= STATED PROBLEM =
Determine how many lines of the entries contain "title". Reply with that number alone.

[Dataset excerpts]
------------------------------------------------------------

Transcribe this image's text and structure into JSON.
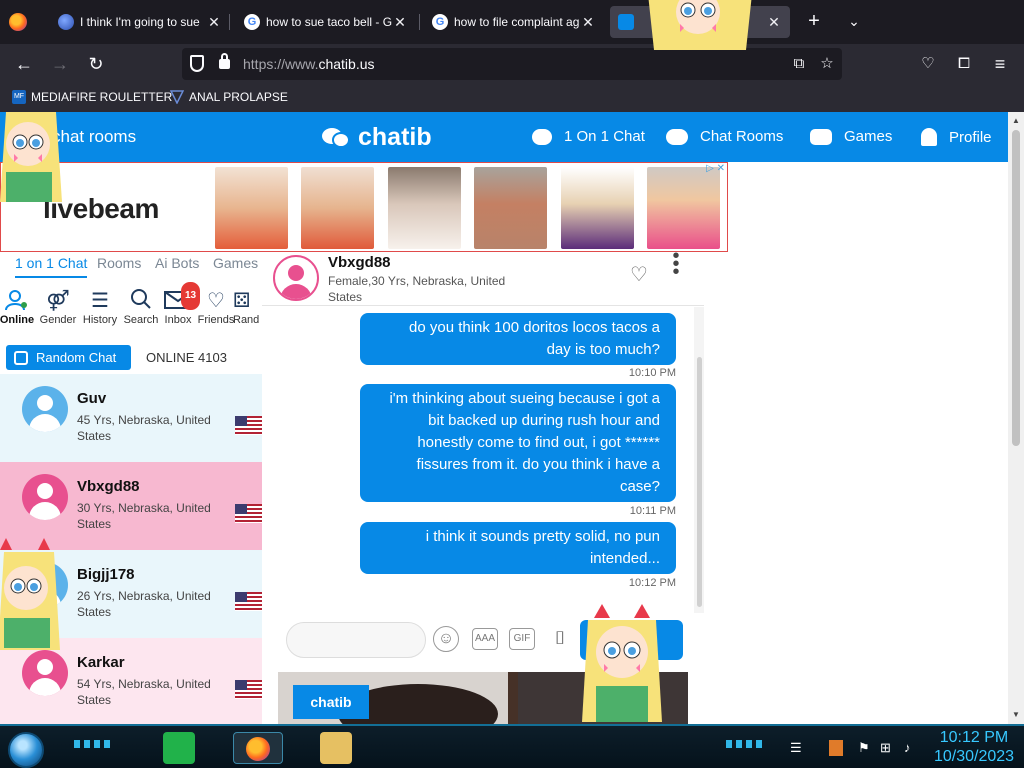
{
  "browser": {
    "tabs": [
      {
        "title": "I think I'm going to sue",
        "favicon": "globe-icon",
        "active": false
      },
      {
        "title": "how to sue taco bell - Go",
        "favicon": "google-icon",
        "active": false
      },
      {
        "title": "how to file complaint ag",
        "favicon": "google-icon",
        "active": false
      },
      {
        "title": "",
        "favicon": "chatib-icon",
        "active": true
      }
    ],
    "url_dim": "https://www.",
    "url_host": "chatib.us",
    "bookmarks": [
      "MEDIAFIRE ROULETTER",
      "ANAL PROLAPSE"
    ],
    "bookmark_icon_text": "MF"
  },
  "site": {
    "header": {
      "rooms_left": "chat rooms",
      "logo": "chatib",
      "nav": [
        "1 On 1 Chat",
        "Chat Rooms",
        "Games",
        "Profile"
      ]
    },
    "ad": {
      "brand": "livebeam"
    },
    "left_tabs": [
      "1 on 1 Chat",
      "Rooms",
      "Ai Bots",
      "Games"
    ],
    "icon_row": [
      {
        "label": "Online",
        "icon": "online-user-icon"
      },
      {
        "label": "Gender",
        "icon": "gender-icon"
      },
      {
        "label": "History",
        "icon": "history-list-icon"
      },
      {
        "label": "Search",
        "icon": "search-icon"
      },
      {
        "label": "Inbox",
        "icon": "inbox-envelope-icon",
        "badge": "13"
      },
      {
        "label": "Friends",
        "icon": "heart-icon"
      },
      {
        "label": "Rand",
        "icon": "dice-icon"
      }
    ],
    "random_chat": "Random Chat",
    "online_count": "ONLINE 4103",
    "users": [
      {
        "name": "Guv",
        "meta": "45 Yrs, Nebraska, United States",
        "gender": "male"
      },
      {
        "name": "Vbxgd88",
        "meta": "30 Yrs, Nebraska, United States",
        "gender": "female",
        "selected": true
      },
      {
        "name": "Bigjj178",
        "meta": "26 Yrs, Nebraska, United States",
        "gender": "male"
      },
      {
        "name": "Karkar",
        "meta": "54 Yrs, Nebraska, United States",
        "gender": "female"
      }
    ],
    "chat": {
      "partner_name": "Vbxgd88",
      "partner_meta": "Female,30 Yrs, Nebraska, United States",
      "messages": [
        {
          "text": "do you think 100 doritos locos tacos a day is too much?",
          "time": "10:10 PM"
        },
        {
          "text": "i'm thinking about sueing because i got a bit backed up during rush hour and honestly come to find out, i got ****** fissures from it. do you think i have a case?",
          "time": "10:11 PM"
        },
        {
          "text": "i think it sounds pretty solid, no pun intended...",
          "time": "10:12 PM"
        }
      ],
      "input_value": "",
      "btn_aaa": "AAA",
      "btn_gif": "GIF"
    },
    "video_badge": "chatib"
  },
  "taskbar": {
    "time": "10:12 PM",
    "date": "10/30/2023"
  },
  "colors": {
    "brand_blue": "#0789e6",
    "selected_row": "#f7b8d0",
    "alt_row": "#e9f6fb",
    "ad_border": "#e04a4a"
  }
}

------------------------------------------------------------

= ANSWER TO THIS PROBLEM =
4